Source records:

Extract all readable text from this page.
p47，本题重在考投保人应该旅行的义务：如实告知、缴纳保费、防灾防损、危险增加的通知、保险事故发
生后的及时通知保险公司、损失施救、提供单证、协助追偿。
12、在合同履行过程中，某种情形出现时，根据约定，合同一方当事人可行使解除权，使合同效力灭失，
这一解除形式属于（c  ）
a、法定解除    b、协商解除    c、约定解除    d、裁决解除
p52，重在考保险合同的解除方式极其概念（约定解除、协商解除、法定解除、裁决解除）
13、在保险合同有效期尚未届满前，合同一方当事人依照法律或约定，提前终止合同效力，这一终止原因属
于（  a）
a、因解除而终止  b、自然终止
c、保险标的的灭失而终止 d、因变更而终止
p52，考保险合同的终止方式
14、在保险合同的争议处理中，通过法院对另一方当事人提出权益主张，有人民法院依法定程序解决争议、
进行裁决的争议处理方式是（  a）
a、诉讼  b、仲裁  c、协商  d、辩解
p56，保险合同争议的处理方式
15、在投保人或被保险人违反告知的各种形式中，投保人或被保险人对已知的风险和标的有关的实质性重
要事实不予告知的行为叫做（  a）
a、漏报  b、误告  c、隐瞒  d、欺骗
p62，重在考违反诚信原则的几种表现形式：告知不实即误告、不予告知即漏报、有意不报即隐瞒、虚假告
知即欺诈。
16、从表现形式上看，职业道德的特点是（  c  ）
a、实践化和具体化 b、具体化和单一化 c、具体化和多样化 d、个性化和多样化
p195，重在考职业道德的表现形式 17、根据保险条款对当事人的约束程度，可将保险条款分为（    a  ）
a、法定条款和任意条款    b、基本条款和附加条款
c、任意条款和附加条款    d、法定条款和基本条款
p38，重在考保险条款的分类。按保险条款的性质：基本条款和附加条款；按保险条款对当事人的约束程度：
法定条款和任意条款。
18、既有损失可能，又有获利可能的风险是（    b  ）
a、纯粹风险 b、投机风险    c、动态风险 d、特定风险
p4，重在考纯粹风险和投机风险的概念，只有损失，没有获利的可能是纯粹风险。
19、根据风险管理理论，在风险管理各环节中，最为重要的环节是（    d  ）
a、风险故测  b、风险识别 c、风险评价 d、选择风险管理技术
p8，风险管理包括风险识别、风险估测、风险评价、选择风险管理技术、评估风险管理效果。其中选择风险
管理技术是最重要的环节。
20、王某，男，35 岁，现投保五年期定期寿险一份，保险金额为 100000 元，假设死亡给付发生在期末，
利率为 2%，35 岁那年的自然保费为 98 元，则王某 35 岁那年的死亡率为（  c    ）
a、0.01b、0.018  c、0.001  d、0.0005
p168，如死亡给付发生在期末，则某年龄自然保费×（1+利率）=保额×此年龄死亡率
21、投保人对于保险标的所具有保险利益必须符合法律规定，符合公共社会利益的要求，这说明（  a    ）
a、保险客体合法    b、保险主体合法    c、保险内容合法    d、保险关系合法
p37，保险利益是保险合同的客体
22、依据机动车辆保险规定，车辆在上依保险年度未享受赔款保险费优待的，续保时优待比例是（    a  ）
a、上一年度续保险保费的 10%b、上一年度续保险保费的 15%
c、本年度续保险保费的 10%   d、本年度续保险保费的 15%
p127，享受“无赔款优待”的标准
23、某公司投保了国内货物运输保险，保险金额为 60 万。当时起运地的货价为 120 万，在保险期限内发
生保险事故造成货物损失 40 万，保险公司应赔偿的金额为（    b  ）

* Task directions
Retype all of the material above with every character intact.

* Answer to this task
Extract all readable text from this page.
p47，本题重在考投保人应该旅行的义务：如实告知、缴纳保费、防灾防损、危险增加的通知、保险事故发
生后的及时通知保险公司、损失施救、提供单证、协助追偿。
12、在合同履行过程中，某种情形出现时，根据约定，合同一方当事人可行使解除权，使合同效力灭失，
这一解除形式属于（c  ）
a、法定解除    b、协商解除    c、约定解除    d、裁决解除
p52，重在考保险合同的解除方式极其概念（约定解除、协商解除、法定解除、裁决解除）
13、在保险合同有效期尚未届满前，合同一方当事人依照法律或约定，提前终止合同效力，这一终止原因属
于（  a）
a、因解除而终止  b、自然终止
c、保险标的的灭失而终止 d、因变更而终止
p52，考保险合同的终止方式
14、在保险合同的争议处理中，通过法院对另一方当事人提出权益主张，有人民法院依法定程序解决争议、
进行裁决的争议处理方式是（  a）
a、诉讼  b、仲裁  c、协商  d、辩解
p56，保险合同争议的处理方式
15、在投保人或被保险人违反告知的各种形式中，投保人或被保险人对已知的风险和标的有关的实质性重
要事实不予告知的行为叫做（  a）
a、漏报  b、误告  c、隐瞒  d、欺骗
p62，重在考违反诚信原则的几种表现形式：告知不实即误告、不予告知即漏报、有意不报即隐瞒、虚假告
知即欺诈。
16、从表现形式上看，职业道德的特点是（  c  ）
a、实践化和具体化 b、具体化和单一化 c、具体化和多样化 d、个性化和多样化
p195，重在考职业道德的表现形式 17、根据保险条款对当事人的约束程度，可将保险条款分为（    a  ）
a、法定条款和任意条款    b、基本条款和附加条款
c、任意条款和附加条款    d、法定条款和基本条款
p38，重在考保险条款的分类。按保险条款的性质：基本条款和附加条款；按保险条款对当事人的约束程度：
法定条款和任意条款。
18、既有损失可能，又有获利可能的风险是（    b  ）
a、纯粹风险 b、投机风险    c、动态风险 d、特定风险
p4，重在考纯粹风险和投机风险的概念，只有损失，没有获利的可能是纯粹风险。
19、根据风险管理理论，在风险管理各环节中，最为重要的环节是（    d  ）
a、风险故测  b、风险识别 c、风险评价 d、选择风险管理技术
p8，风险管理包括风险识别、风险估测、风险评价、选择风险管理技术、评估风险管理效果。其中选择风险
管理技术是最重要的环节。
20、王某，男，35 岁，现投保五年期定期寿险一份，保险金额为 100000 元，假设死亡给付发生在期末，
利率为 2%，35 岁那年的自然保费为 98 元，则王某 35 岁那年的死亡率为（  c    ）
a、0.01b、0.018  c、0.001  d、0.0005
p168，如死亡给付发生在期末，则某年龄自然保费×（1+利率）=保额×此年龄死亡率
21、投保人对于保险标的所具有保险利益必须符合法律规定，符合公共社会利益的要求，这说明（  a    ）
a、保险客体合法    b、保险主体合法    c、保险内容合法    d、保险关系合法
p37，保险利益是保险合同的客体
22、依据机动车辆保险规定，车辆在上依保险年度未享受赔款保险费优待的，续保时优待比例是（    a  ）
a、上一年度续保险保费的 10%b、上一年度续保险保费的 15%
c、本年度续保险保费的 10%   d、本年度续保险保费的 15%
p127，享受“无赔款优待”的标准
23、某公司投保了国内货物运输保险，保险金额为 60 万。当时起运地的货价为 120 万，在保险期限内发
生保险事故造成货物损失 40 万，保险公司应赔偿的金额为（    b  ）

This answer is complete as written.